▶ _What you need to do_: Copy, from the entries below, each line in which the string "Output" appears.

▶ _Data for this task_:
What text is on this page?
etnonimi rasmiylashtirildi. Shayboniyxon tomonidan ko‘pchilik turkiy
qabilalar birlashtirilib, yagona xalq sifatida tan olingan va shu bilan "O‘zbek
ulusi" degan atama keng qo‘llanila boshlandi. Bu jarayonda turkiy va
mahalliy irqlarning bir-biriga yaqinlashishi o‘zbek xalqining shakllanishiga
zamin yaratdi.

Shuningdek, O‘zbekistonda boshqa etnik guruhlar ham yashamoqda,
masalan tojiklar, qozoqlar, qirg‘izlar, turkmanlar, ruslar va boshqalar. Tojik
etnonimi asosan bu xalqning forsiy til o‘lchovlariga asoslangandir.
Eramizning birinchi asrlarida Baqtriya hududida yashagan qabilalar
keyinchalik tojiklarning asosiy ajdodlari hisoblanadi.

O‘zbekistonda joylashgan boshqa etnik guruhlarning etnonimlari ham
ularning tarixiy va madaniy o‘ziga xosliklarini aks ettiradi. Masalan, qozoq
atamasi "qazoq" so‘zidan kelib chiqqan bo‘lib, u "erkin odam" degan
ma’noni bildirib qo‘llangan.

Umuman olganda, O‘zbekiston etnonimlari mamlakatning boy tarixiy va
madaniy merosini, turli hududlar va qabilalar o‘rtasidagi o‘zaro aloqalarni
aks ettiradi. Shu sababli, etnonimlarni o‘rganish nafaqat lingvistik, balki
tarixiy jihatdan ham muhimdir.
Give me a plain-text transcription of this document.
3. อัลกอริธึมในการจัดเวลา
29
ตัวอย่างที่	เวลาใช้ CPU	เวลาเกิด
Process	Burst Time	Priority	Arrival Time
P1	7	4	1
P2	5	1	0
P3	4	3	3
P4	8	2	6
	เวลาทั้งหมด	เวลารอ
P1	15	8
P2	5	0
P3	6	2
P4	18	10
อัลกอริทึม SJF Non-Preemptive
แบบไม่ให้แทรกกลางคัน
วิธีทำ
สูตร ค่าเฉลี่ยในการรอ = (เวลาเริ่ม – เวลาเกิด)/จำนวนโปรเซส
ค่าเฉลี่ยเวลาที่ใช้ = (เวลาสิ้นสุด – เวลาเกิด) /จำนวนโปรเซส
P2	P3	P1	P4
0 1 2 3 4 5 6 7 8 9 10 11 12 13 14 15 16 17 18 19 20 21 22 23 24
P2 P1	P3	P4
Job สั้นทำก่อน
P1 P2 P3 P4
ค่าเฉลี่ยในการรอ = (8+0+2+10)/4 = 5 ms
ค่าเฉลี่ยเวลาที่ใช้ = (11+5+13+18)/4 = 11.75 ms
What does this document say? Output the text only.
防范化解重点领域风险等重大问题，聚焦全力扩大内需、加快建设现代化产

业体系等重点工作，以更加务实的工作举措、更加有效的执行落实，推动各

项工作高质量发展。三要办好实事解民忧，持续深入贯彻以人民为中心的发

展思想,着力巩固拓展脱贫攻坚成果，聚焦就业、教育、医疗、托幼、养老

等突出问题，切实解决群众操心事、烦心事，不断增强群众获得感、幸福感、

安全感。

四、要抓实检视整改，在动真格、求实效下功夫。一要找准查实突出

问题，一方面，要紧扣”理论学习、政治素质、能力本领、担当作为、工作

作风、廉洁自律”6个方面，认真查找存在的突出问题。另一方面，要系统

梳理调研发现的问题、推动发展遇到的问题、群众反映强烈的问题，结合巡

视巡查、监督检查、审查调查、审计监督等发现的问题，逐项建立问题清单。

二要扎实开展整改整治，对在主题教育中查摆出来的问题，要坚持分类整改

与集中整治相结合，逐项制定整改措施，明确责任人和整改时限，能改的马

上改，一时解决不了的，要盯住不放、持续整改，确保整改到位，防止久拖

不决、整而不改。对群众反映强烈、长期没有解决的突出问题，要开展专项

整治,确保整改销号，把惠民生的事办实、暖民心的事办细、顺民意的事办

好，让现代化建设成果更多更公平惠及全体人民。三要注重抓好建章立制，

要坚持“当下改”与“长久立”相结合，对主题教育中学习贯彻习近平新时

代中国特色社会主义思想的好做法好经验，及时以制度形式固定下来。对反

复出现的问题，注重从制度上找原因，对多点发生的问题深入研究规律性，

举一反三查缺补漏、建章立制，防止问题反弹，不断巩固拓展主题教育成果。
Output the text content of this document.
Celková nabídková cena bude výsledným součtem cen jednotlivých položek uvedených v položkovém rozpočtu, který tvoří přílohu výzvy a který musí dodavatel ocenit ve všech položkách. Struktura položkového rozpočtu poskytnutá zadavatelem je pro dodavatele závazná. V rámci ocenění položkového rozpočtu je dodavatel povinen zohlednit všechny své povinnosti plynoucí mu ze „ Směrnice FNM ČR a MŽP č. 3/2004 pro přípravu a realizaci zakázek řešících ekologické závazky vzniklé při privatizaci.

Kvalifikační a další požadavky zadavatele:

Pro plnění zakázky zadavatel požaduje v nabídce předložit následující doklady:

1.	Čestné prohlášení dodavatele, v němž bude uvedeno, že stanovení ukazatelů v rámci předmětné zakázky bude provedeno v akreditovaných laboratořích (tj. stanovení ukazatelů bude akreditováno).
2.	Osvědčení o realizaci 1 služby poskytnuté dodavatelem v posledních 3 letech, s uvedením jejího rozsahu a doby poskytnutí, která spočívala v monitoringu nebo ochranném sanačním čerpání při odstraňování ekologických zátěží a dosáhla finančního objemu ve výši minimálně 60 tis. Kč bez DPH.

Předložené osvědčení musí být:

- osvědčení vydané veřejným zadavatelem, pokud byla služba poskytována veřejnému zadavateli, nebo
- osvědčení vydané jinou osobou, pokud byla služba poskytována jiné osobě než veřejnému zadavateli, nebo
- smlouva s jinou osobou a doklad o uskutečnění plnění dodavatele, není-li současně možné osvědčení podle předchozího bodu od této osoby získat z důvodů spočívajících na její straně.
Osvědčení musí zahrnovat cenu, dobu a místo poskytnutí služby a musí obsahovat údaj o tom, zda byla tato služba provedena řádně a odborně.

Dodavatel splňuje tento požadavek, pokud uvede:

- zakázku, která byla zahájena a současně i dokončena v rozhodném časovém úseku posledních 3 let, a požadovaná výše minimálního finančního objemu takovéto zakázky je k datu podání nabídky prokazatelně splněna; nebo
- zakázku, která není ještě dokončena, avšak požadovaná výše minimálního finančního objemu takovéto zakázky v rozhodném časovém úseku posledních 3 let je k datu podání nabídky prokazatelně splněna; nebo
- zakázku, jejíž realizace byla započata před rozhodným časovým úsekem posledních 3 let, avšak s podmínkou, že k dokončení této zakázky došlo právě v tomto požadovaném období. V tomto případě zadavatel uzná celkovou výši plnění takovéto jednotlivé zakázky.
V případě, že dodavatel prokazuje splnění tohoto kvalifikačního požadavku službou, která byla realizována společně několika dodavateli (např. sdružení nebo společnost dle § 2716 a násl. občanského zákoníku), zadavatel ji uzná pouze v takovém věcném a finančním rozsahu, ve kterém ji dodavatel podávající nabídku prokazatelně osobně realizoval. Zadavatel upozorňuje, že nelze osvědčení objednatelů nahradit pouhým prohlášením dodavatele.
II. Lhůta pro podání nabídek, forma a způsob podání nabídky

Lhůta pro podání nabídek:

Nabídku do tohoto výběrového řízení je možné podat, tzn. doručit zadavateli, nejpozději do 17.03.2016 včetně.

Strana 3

▶ _Task response_:
What does this document say? Output the text only.
Output the text content of this document.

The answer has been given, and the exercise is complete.